Material provided:
[start]
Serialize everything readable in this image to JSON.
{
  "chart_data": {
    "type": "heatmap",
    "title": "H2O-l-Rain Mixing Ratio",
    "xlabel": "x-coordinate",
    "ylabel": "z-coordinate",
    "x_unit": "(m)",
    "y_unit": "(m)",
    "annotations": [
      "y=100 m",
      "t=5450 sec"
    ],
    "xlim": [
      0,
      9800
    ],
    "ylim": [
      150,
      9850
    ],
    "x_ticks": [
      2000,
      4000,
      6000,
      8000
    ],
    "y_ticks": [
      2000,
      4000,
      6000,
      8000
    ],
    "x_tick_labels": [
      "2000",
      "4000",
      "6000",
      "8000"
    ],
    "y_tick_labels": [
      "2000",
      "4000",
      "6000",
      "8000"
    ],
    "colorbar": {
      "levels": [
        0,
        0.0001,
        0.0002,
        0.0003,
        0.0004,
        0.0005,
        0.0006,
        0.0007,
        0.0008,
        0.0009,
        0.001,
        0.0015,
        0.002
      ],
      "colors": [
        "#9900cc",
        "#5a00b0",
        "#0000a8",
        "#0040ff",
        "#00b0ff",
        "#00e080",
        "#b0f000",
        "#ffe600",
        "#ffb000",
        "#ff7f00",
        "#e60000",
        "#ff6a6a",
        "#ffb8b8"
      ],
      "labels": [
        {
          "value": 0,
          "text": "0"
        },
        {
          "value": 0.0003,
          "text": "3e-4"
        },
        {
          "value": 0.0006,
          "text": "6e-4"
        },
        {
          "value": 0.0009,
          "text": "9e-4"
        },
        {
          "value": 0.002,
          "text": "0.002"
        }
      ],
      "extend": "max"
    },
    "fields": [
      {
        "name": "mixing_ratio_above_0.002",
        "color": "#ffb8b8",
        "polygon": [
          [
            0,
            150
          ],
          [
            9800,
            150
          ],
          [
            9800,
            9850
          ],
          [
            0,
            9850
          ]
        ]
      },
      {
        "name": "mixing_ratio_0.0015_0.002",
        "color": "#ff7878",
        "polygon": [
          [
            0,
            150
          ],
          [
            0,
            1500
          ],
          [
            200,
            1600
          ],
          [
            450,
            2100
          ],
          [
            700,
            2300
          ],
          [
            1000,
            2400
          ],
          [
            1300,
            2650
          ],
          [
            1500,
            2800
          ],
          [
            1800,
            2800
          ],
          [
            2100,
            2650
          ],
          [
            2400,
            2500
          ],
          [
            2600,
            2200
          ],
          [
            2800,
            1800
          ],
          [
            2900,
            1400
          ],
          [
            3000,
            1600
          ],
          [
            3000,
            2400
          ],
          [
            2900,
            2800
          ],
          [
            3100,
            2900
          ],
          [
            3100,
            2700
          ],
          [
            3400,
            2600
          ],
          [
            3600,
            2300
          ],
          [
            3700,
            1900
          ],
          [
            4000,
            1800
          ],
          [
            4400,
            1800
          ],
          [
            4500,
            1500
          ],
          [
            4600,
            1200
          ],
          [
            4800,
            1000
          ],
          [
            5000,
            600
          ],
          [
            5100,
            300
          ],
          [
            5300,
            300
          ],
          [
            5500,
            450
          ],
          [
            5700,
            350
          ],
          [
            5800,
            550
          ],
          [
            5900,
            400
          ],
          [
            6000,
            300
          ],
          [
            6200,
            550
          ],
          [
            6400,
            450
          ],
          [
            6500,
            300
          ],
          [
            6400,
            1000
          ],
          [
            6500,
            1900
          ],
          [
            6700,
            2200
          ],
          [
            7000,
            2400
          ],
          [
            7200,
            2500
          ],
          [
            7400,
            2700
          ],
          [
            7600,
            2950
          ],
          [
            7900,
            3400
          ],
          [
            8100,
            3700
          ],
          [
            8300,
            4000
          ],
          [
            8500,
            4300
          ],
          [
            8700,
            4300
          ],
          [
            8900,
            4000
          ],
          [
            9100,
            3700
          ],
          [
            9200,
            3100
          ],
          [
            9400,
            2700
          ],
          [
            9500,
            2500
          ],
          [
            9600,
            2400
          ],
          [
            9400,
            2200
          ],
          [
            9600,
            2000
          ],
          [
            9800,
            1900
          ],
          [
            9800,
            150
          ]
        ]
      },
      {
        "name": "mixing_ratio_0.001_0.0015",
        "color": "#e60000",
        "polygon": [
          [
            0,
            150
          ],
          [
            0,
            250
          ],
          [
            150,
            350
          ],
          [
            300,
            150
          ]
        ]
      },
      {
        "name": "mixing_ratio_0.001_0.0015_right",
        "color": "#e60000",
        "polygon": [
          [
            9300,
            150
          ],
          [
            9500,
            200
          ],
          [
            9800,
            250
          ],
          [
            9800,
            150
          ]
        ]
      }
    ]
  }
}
[end]
Each record above should be restated word for word.

Completed exercise:
Serialize everything readable in this image to JSON.
{
  "chart_data": {
    "type": "heatmap",
    "title": "H2O-l-Rain Mixing Ratio",
    "xlabel": "x-coordinate",
    "ylabel": "z-coordinate",
    "x_unit": "(m)",
    "y_unit": "(m)",
    "annotations": [
      "y=100 m",
      "t=5450 sec"
    ],
    "xlim": [
      0,
      9800
    ],
    "ylim": [
      150,
      9850
    ],
    "x_ticks": [
      2000,
      4000,
      6000,
      8000
    ],
    "y_ticks": [
      2000,
      4000,
      6000,
      8000
    ],
    "x_tick_labels": [
      "2000",
      "4000",
      "6000",
      "8000"
    ],
    "y_tick_labels": [
      "2000",
      "4000",
      "6000",
      "8000"
    ],
    "colorbar": {
      "levels": [
        0,
        0.0001,
        0.0002,
        0.0003,
        0.0004,
        0.0005,
        0.0006,
        0.0007,
        0.0008,
        0.0009,
        0.001,
        0.0015,
        0.002
      ],
      "colors": [
        "#9900cc",
        "#5a00b0",
        "#0000a8",
        "#0040ff",
        "#00b0ff",
        "#00e080",
        "#b0f000",
        "#ffe600",
        "#ffb000",
        "#ff7f00",
        "#e60000",
        "#ff6a6a",
        "#ffb8b8"
      ],
      "labels": [
        {
          "value": 0,
          "text": "0"
        },
        {
          "value": 0.0003,
          "text": "3e-4"
        },
        {
          "value": 0.0006,
          "text": "6e-4"
        },
        {
          "value": 0.0009,
          "text": "9e-4"
        },
        {
          "value": 0.002,
          "text": "0.002"
        }
      ],
      "extend": "max"
    },
    "fields": [
      {
        "name": "mixing_ratio_above_0.002",
        "color": "#ffb8b8",
        "polygon": [
          [
            0,
            150
          ],
          [
            9800,
            150
          ],
          [
            9800,
            9850
          ],
          [
            0,
            9850
          ]
        ]
      },
      {
        "name": "mixing_ratio_0.0015_0.002",
        "color": "#ff7878",
        "polygon": [
          [
            0,
            150
          ],
          [
            0,
            1500
          ],
          [
            200,
            1600
          ],
          [
            450,
            2100
          ],
          [
            700,
            2300
          ],
          [
            1000,
            2400
          ],
          [
            1300,
            2650
          ],
          [
            1500,
            2800
          ],
          [
            1800,
            2800
          ],
          [
            2100,
            2650
          ],
          [
            2400,
            2500
          ],
          [
            2600,
            2200
          ],
          [
            2800,
            1800
          ],
          [
            2900,
            1400
          ],
          [
            3000,
            1600
          ],
          [
            3000,
            2400
          ],
          [
            2900,
            2800
          ],
          [
            3100,
            2900
          ],
          [
            3100,
            2700
          ],
          [
            3400,
            2600
          ],
          [
            3600,
            2300
          ],
          [
            3700,
            1900
          ],
          [
            4000,
            1800
          ],
          [
            4400,
            1800
          ],
          [
            4500,
            1500
          ],
          [
            4600,
            1200
          ],
          [
            4800,
            1000
          ],
          [
            5000,
            600
          ],
          [
            5100,
            300
          ],
          [
            5300,
            300
          ],
          [
            5500,
            450
          ],
          [
            5700,
            350
          ],
          [
            5800,
            550
          ],
          [
            5900,
            400
          ],
          [
            6000,
            300
          ],
          [
            6200,
            550
          ],
          [
            6400,
            450
          ],
          [
            6500,
            300
          ],
          [
            6400,
            1000
          ],
          [
            6500,
            1900
          ],
          [
            6700,
            2200
          ],
          [
            7000,
            2400
          ],
          [
            7200,
            2500
          ],
          [
            7400,
            2700
          ],
          [
            7600,
            2950
          ],
          [
            7900,
            3400
          ],
          [
            8100,
            3700
          ],
          [
            8300,
            4000
          ],
          [
            8500,
            4300
          ],
          [
            8700,
            4300
          ],
          [
            8900,
            4000
          ],
          [
            9100,
            3700
          ],
          [
            9200,
            3100
          ],
          [
            9400,
            2700
          ],
          [
            9500,
            2500
          ],
          [
            9600,
            2400
          ],
          [
            9400,
            2200
          ],
          [
            9600,
            2000
          ],
          [
            9800,
            1900
          ],
          [
            9800,
            150
          ]
        ]
      },
      {
        "name": "mixing_ratio_0.001_0.0015",
        "color": "#e60000",
        "polygon": [
          [
            0,
            150
          ],
          [
            0,
            250
          ],
          [
            150,
            350
          ],
          [
            300,
            150
          ]
        ]
      },
      {
        "name": "mixing_ratio_0.001_0.0015_right",
        "color": "#e60000",
        "polygon": [
          [
            9300,
            150
          ],
          [
            9500,
            200
          ],
          [
            9800,
            250
          ],
          [
            9800,
            150
          ]
        ]
      }
    ]
  }
}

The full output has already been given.